(Extracted data entries)
* BEGIN *

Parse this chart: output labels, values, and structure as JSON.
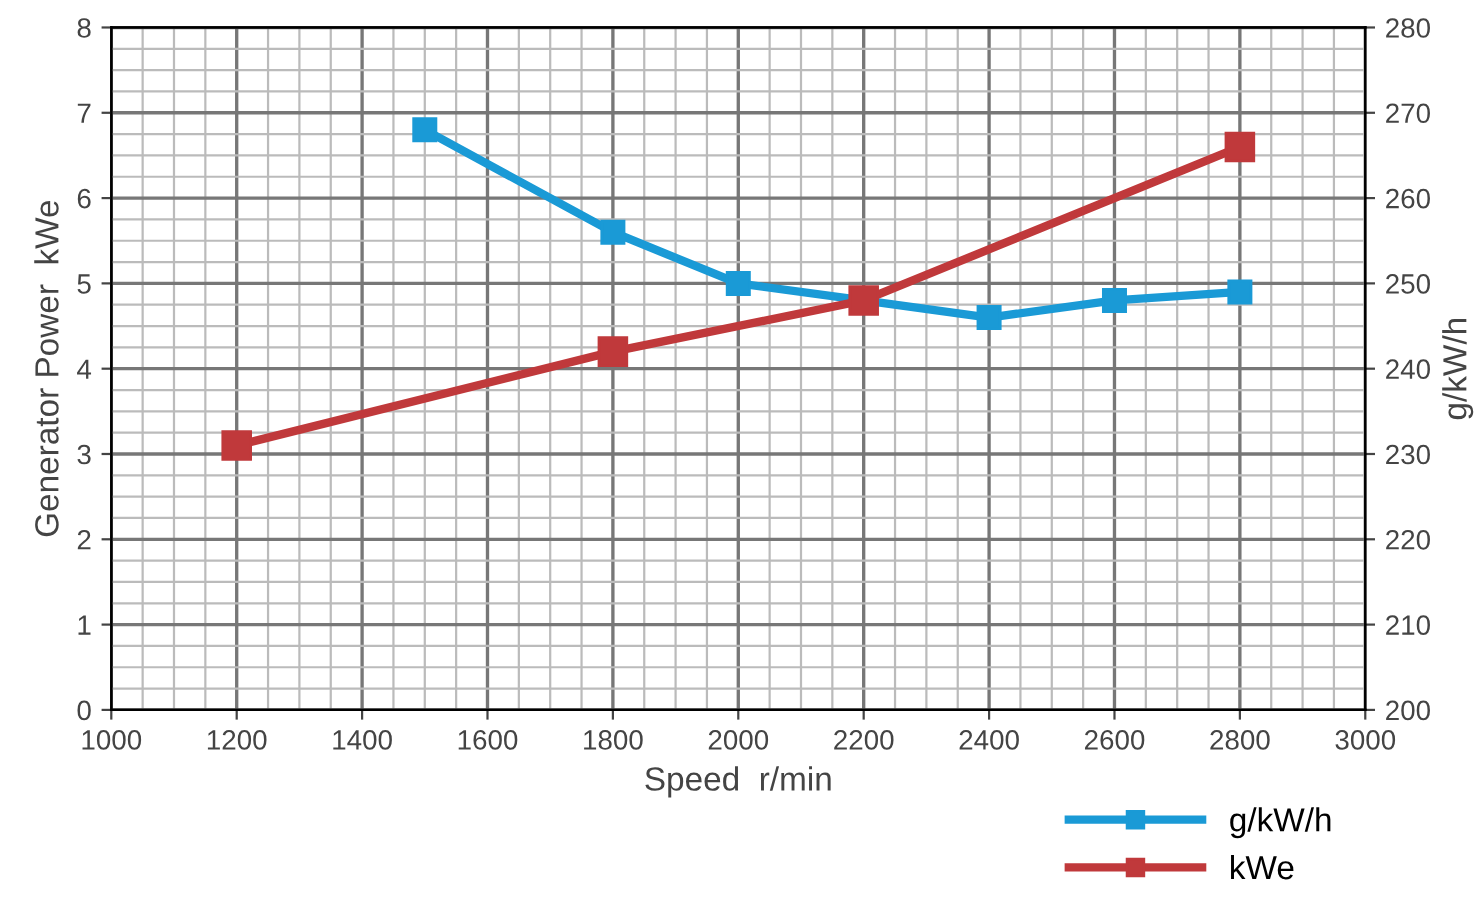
{
  "chart_data": {
    "type": "line",
    "xlabel": "Speed  r/min",
    "ylabel": "Generator Power  kWe",
    "y2label": "g/kW/h",
    "xlim": [
      1000,
      3000
    ],
    "xticks": [
      1000,
      1200,
      1400,
      1600,
      1800,
      2000,
      2200,
      2400,
      2600,
      2800,
      3000
    ],
    "ylim": [
      0,
      8
    ],
    "yticks": [
      0,
      1,
      2,
      3,
      4,
      5,
      6,
      7,
      8
    ],
    "y2lim": [
      200,
      280
    ],
    "y2ticks": [
      200,
      210,
      220,
      230,
      240,
      250,
      260,
      270,
      280
    ],
    "grid": true,
    "legend": "bottom right",
    "marker": "square",
    "line_style": "solid",
    "series": [
      {
        "name": "g/kW/h",
        "color": "#1a9ad6",
        "axis": "y2",
        "x": [
          1500,
          1800,
          2000,
          2200,
          2400,
          2600,
          2800
        ],
        "values": [
          268,
          256,
          250,
          248,
          246,
          248,
          249
        ]
      },
      {
        "name": "kWe",
        "color": "#c0393b",
        "x": [
          1200,
          1800,
          2200,
          2800
        ],
        "values": [
          3.1,
          4.2,
          4.8,
          6.6
        ]
      }
    ]
  }
}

* END *

■ **Your objective**
With the pictures left out, transcribe the material exactly.

■ **Solution below**
Parse this chart: output labels, values, and structure as JSON.
{
  "chart_data": {
    "type": "line",
    "xlabel": "Speed  r/min",
    "ylabel": "Generator Power  kWe",
    "y2label": "g/kW/h",
    "xlim": [
      1000,
      3000
    ],
    "xticks": [
      1000,
      1200,
      1400,
      1600,
      1800,
      2000,
      2200,
      2400,
      2600,
      2800,
      3000
    ],
    "ylim": [
      0,
      8
    ],
    "yticks": [
      0,
      1,
      2,
      3,
      4,
      5,
      6,
      7,
      8
    ],
    "y2lim": [
      200,
      280
    ],
    "y2ticks": [
      200,
      210,
      220,
      230,
      240,
      250,
      260,
      270,
      280
    ],
    "grid": true,
    "legend": "bottom right",
    "marker": "square",
    "line_style": "solid",
    "series": [
      {
        "name": "g/kW/h",
        "color": "#1a9ad6",
        "axis": "y2",
        "x": [
          1500,
          1800,
          2000,
          2200,
          2400,
          2600,
          2800
        ],
        "values": [
          268,
          256,
          250,
          248,
          246,
          248,
          249
        ]
      },
      {
        "name": "kWe",
        "color": "#c0393b",
        "x": [
          1200,
          1800,
          2200,
          2800
        ],
        "values": [
          3.1,
          4.2,
          4.8,
          6.6
        ]
      }
    ]
  }
}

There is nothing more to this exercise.